▶ [Exercise input]
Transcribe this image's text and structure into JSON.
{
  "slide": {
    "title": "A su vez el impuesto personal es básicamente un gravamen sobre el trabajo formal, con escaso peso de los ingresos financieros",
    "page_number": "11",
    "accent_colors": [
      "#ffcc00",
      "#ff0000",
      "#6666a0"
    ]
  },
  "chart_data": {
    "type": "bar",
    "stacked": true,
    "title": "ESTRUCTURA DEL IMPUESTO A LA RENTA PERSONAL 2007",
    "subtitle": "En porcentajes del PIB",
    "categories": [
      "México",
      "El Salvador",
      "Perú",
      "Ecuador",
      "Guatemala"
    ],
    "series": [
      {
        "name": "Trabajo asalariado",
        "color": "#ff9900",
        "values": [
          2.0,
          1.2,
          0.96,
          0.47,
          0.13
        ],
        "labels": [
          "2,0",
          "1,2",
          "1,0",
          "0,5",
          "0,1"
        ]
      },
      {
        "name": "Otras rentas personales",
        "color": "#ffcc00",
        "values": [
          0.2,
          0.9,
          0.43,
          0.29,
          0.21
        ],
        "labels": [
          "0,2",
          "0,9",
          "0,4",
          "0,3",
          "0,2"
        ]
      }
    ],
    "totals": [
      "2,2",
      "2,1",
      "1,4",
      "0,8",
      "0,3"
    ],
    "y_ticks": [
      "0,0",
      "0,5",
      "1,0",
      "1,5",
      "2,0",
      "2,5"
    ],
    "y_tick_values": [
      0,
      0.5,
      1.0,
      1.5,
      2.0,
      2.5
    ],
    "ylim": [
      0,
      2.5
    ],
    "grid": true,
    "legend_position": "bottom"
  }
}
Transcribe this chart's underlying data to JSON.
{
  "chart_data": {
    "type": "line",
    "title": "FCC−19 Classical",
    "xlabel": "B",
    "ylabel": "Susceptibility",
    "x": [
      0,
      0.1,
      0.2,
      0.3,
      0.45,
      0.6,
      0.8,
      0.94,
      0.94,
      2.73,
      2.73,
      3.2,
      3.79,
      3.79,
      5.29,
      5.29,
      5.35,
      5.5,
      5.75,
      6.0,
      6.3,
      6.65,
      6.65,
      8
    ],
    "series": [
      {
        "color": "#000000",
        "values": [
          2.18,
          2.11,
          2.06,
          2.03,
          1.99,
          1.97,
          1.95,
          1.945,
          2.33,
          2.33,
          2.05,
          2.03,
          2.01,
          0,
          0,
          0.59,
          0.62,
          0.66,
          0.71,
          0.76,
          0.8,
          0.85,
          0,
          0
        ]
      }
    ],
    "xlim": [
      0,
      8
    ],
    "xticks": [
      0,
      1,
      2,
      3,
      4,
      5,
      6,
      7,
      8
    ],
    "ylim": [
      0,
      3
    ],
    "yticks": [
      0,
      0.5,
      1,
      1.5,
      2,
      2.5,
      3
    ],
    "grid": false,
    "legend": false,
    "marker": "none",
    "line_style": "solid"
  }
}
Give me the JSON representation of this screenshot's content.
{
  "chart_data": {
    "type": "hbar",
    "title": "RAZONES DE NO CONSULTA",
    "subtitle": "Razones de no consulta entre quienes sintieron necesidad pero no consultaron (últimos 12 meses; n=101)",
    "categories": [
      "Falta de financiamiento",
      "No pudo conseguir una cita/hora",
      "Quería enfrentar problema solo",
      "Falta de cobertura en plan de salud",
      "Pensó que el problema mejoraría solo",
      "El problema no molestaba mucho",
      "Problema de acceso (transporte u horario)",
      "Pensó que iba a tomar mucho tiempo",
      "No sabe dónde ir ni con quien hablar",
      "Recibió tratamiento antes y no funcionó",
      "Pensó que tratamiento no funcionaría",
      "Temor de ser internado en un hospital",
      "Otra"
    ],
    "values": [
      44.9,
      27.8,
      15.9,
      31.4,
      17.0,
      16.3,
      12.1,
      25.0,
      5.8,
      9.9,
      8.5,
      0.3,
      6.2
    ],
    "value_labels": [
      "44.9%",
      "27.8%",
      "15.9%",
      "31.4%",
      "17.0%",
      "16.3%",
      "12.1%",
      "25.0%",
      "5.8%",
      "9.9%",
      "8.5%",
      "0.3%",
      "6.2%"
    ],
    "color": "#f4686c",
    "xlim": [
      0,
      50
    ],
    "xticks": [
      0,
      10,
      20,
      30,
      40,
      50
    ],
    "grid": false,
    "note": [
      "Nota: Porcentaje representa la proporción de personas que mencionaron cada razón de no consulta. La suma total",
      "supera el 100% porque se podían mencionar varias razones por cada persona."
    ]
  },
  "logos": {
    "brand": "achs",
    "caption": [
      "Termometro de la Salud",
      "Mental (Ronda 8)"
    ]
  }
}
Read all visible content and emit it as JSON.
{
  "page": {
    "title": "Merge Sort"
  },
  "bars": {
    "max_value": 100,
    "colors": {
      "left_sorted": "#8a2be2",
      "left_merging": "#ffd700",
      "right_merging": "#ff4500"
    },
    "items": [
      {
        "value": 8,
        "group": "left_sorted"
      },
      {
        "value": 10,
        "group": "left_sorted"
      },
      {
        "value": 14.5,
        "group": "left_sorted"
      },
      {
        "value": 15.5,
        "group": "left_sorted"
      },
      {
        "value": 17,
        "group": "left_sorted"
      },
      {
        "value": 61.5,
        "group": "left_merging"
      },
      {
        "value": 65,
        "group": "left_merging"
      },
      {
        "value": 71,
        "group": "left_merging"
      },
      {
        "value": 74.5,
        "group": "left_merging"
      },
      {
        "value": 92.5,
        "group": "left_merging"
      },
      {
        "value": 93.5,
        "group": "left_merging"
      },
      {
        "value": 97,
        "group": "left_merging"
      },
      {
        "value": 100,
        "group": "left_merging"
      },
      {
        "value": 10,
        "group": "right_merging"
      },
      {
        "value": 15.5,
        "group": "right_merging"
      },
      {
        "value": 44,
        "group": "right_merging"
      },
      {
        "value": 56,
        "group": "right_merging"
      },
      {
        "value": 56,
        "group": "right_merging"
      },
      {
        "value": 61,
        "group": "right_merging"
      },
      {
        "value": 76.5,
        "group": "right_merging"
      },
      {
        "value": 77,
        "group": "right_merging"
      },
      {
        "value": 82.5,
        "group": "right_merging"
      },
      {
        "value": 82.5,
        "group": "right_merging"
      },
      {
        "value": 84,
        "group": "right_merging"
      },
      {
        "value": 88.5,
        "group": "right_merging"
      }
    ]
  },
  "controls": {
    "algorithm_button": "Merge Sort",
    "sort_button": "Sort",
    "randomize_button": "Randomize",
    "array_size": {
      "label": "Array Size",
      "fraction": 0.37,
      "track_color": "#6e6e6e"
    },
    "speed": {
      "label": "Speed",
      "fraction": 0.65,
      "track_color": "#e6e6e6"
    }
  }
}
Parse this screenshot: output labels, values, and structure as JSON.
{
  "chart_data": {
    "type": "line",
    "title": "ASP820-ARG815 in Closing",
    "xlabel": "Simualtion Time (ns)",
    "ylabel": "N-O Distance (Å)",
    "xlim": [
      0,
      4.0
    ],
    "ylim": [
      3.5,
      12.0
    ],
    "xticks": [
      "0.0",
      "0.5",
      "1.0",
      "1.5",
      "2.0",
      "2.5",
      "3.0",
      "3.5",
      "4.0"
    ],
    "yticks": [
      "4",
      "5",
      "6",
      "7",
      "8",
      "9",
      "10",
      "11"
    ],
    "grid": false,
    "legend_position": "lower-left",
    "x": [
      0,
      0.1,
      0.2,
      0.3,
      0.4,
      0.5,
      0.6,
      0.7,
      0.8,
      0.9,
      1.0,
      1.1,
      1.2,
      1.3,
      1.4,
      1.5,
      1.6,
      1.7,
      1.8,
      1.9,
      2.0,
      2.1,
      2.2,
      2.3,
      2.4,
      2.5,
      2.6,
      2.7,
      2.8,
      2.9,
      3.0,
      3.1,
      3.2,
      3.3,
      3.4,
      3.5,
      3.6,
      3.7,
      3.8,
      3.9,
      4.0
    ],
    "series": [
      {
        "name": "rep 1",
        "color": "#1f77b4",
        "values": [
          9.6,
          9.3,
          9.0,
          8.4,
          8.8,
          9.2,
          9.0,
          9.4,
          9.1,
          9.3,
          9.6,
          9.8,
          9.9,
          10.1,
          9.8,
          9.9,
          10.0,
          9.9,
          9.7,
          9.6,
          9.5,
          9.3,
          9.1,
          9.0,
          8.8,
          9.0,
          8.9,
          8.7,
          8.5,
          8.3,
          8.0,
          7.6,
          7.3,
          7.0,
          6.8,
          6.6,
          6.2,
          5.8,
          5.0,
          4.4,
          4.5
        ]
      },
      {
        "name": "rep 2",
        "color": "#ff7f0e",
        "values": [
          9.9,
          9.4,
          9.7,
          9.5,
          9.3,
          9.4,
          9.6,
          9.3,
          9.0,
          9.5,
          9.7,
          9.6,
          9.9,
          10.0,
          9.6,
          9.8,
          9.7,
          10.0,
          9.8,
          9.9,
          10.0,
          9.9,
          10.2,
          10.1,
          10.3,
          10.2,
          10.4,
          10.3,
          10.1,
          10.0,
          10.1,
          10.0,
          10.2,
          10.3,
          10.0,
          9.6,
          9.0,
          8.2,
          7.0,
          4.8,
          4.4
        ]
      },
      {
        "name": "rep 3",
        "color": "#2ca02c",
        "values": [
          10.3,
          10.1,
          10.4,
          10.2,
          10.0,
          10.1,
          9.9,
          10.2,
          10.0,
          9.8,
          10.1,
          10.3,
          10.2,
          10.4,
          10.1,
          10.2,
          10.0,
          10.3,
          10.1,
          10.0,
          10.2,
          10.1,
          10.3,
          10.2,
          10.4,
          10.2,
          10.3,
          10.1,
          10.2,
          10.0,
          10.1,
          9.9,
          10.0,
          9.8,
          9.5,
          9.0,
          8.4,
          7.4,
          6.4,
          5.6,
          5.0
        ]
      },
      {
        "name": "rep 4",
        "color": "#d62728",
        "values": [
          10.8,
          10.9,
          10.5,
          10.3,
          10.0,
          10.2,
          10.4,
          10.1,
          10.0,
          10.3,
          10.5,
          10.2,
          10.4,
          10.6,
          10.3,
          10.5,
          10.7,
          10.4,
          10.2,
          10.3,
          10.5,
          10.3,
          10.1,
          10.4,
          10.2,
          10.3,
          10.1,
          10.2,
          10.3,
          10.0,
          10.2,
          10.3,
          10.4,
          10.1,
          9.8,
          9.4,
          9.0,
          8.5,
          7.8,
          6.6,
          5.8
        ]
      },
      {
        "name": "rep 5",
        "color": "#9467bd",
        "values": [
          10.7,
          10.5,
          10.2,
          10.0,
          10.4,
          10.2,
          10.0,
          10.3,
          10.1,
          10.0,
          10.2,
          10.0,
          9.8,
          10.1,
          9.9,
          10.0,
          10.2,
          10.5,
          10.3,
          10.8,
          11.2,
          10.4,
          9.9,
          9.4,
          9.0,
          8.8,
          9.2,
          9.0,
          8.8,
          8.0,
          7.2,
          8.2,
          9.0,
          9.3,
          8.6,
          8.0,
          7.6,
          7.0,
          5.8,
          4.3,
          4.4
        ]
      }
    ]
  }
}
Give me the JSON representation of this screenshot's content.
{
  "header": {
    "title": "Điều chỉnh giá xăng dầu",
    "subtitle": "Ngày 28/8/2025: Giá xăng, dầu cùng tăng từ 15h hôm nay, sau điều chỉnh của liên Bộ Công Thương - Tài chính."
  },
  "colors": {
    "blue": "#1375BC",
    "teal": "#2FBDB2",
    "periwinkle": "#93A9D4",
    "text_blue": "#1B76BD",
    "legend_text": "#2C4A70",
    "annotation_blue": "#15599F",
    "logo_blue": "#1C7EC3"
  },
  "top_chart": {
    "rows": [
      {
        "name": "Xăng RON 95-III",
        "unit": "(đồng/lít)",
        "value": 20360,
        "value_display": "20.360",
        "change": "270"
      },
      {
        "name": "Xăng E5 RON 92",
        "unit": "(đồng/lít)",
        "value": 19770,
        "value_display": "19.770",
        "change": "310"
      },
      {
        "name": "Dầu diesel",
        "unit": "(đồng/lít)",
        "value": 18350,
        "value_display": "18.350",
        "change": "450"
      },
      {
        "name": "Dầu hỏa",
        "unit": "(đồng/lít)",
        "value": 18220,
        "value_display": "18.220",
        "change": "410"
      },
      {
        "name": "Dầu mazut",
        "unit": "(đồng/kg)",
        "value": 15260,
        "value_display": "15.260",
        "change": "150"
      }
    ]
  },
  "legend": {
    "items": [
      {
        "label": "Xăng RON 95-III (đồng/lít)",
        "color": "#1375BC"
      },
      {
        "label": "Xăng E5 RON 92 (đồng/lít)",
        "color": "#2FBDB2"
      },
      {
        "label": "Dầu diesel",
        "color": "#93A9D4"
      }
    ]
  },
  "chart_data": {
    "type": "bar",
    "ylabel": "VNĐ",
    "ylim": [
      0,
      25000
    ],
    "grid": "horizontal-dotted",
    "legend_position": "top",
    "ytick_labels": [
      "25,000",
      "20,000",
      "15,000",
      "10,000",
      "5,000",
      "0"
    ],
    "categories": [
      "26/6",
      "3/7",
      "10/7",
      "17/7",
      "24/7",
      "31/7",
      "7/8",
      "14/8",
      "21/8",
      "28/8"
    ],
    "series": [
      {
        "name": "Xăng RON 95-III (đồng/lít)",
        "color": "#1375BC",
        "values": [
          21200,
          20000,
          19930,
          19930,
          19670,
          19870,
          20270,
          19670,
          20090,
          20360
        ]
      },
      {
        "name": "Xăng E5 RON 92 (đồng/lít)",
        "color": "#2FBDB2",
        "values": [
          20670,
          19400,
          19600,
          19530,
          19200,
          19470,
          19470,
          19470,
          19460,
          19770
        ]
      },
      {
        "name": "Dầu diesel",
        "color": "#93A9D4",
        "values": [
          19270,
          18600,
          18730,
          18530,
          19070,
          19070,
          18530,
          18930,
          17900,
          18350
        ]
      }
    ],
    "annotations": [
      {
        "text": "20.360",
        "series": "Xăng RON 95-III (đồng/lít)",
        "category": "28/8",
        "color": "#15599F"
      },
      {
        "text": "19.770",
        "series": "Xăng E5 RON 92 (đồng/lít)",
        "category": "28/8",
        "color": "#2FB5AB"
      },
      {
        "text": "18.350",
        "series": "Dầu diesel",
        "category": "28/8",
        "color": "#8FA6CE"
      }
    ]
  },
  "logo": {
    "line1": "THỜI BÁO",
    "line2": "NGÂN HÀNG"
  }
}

▶ [What is needed]
For each line above that contains the word "mucho", copy that line.

▶ [Solution for this problem]
      "El problema no molestaba mucho",
      "Pensó que iba a tomar mucho tiempo",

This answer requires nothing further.